Aim: Determine how many lines in these records hold "name". Only the number is wanted.

Provided information:
__________

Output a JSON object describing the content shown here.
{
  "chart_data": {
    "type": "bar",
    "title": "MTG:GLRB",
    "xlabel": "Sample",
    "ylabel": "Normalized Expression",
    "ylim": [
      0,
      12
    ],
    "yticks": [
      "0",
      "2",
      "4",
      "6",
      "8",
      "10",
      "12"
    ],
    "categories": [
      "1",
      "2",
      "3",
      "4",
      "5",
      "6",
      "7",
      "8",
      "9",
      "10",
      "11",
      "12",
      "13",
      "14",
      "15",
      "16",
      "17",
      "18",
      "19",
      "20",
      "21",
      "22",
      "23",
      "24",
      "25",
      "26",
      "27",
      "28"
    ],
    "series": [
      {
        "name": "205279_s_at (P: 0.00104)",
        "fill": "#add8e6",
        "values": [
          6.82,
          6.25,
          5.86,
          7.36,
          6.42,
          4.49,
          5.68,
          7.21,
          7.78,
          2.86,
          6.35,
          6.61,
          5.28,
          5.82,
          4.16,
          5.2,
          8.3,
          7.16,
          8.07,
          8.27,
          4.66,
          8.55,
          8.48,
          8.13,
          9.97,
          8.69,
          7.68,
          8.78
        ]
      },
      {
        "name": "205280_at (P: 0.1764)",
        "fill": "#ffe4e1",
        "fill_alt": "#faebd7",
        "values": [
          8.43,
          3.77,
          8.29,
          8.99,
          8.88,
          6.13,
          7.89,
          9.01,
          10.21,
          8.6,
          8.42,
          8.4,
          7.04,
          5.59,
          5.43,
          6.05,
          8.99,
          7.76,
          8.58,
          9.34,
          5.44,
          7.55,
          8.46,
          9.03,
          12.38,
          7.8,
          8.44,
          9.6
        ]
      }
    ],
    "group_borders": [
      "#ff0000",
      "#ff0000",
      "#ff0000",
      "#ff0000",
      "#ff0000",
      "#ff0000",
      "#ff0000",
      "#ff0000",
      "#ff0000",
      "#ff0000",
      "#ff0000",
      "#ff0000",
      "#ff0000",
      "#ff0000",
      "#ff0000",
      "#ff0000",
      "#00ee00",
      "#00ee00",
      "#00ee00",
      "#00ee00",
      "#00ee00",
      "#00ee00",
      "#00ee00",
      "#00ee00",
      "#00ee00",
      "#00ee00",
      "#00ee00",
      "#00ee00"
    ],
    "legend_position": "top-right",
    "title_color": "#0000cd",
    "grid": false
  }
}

__________

Written reply: 2